**WHAT YOU WILL DO**
Keep only the lines of the listing that include the word "warning", and copy them.

**MATERIAL PROVIDED**
● ● ● ● ●
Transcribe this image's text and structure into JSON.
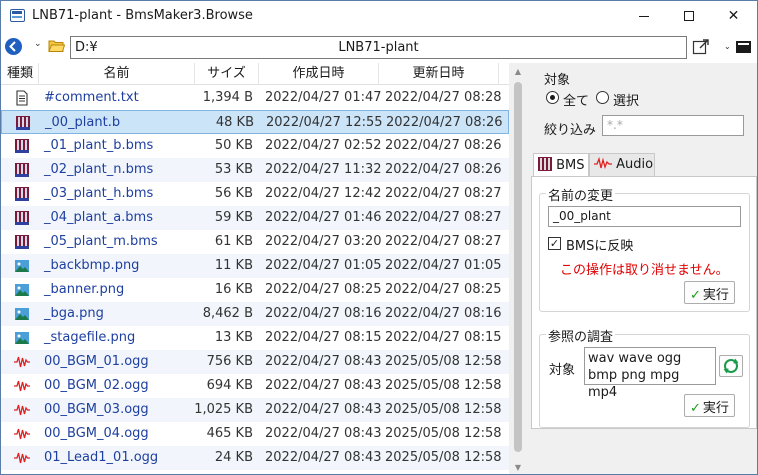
{
  "window": {
    "title": "LNB71-plant - BmsMaker3.Browse",
    "minimize": "",
    "maximize": "",
    "close": "✕"
  },
  "pathbar": {
    "back_icon": "arrow-left",
    "dropdown": "⌄",
    "drive": "D:¥",
    "folder": "LNB71-plant",
    "menu": "⌄"
  },
  "table": {
    "columns": [
      "種類",
      "名前",
      "サイズ",
      "作成日時",
      "更新日時"
    ],
    "rows": [
      {
        "icon": "text",
        "name": "#comment.txt",
        "size": "1,394 B",
        "created": "2022/04/27 01:47",
        "updated": "2022/04/27 08:28"
      },
      {
        "icon": "bms",
        "name": "_00_plant.b",
        "size": "48 KB",
        "created": "2022/04/27 12:55",
        "updated": "2022/04/27 08:26"
      },
      {
        "icon": "bms",
        "name": "_01_plant_b.bms",
        "size": "50 KB",
        "created": "2022/04/27 02:52",
        "updated": "2022/04/27 08:26"
      },
      {
        "icon": "bms",
        "name": "_02_plant_n.bms",
        "size": "53 KB",
        "created": "2022/04/27 11:32",
        "updated": "2022/04/27 08:26"
      },
      {
        "icon": "bms",
        "name": "_03_plant_h.bms",
        "size": "56 KB",
        "created": "2022/04/27 12:42",
        "updated": "2022/04/27 08:27"
      },
      {
        "icon": "bms",
        "name": "_04_plant_a.bms",
        "size": "59 KB",
        "created": "2022/04/27 01:46",
        "updated": "2022/04/27 08:27"
      },
      {
        "icon": "bms",
        "name": "_05_plant_m.bms",
        "size": "61 KB",
        "created": "2022/04/27 03:20",
        "updated": "2022/04/27 08:27"
      },
      {
        "icon": "image",
        "name": "_backbmp.png",
        "size": "11 KB",
        "created": "2022/04/27 01:05",
        "updated": "2022/04/27 01:05"
      },
      {
        "icon": "image",
        "name": "_banner.png",
        "size": "16 KB",
        "created": "2022/04/27 08:25",
        "updated": "2022/04/27 08:25"
      },
      {
        "icon": "image",
        "name": "_bga.png",
        "size": "8,462 B",
        "created": "2022/04/27 08:16",
        "updated": "2022/04/27 08:16"
      },
      {
        "icon": "image",
        "name": "_stagefile.png",
        "size": "13 KB",
        "created": "2022/04/27 08:15",
        "updated": "2022/04/27 08:15"
      },
      {
        "icon": "audio",
        "name": "00_BGM_01.ogg",
        "size": "756 KB",
        "created": "2022/04/27 08:43",
        "updated": "2025/05/08 12:58"
      },
      {
        "icon": "audio",
        "name": "00_BGM_02.ogg",
        "size": "694 KB",
        "created": "2022/04/27 08:43",
        "updated": "2025/05/08 12:58"
      },
      {
        "icon": "audio",
        "name": "00_BGM_03.ogg",
        "size": "1,025 KB",
        "created": "2022/04/27 08:43",
        "updated": "2025/05/08 12:58"
      },
      {
        "icon": "audio",
        "name": "00_BGM_04.ogg",
        "size": "465 KB",
        "created": "2022/04/27 08:43",
        "updated": "2025/05/08 12:58"
      },
      {
        "icon": "audio",
        "name": "01_Lead1_01.ogg",
        "size": "24 KB",
        "created": "2022/04/27 08:43",
        "updated": "2025/05/08 12:58"
      }
    ],
    "selected_index": 1
  },
  "target": {
    "label": "対象",
    "all": "全て",
    "select": "選択",
    "selected": "all",
    "filter_label": "絞り込み",
    "filter_placeholder": "*.*"
  },
  "tabs": {
    "bms": "BMS",
    "audio": "Audio",
    "active": "bms"
  },
  "rename": {
    "label": "名前の変更",
    "value": "_00_plant",
    "reflect_label": "BMSに反映",
    "reflect_checked": true,
    "warning": "この操作は取り消せません。",
    "execute": "実行"
  },
  "reference": {
    "label": "参照の調査",
    "target_label": "対象",
    "extensions": "wav wave ogg bmp png mpg mp4",
    "execute": "実行"
  },
  "colors": {
    "selection": "#cce4f7",
    "link": "#1e3fa0",
    "warning": "#e00000",
    "accent": "#1f5fbf"
  }
}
● ● ● ● ●
**CORRECT RESPONSE**
    "warning": "この操作は取り消せません。",
    "warning": "#e00000",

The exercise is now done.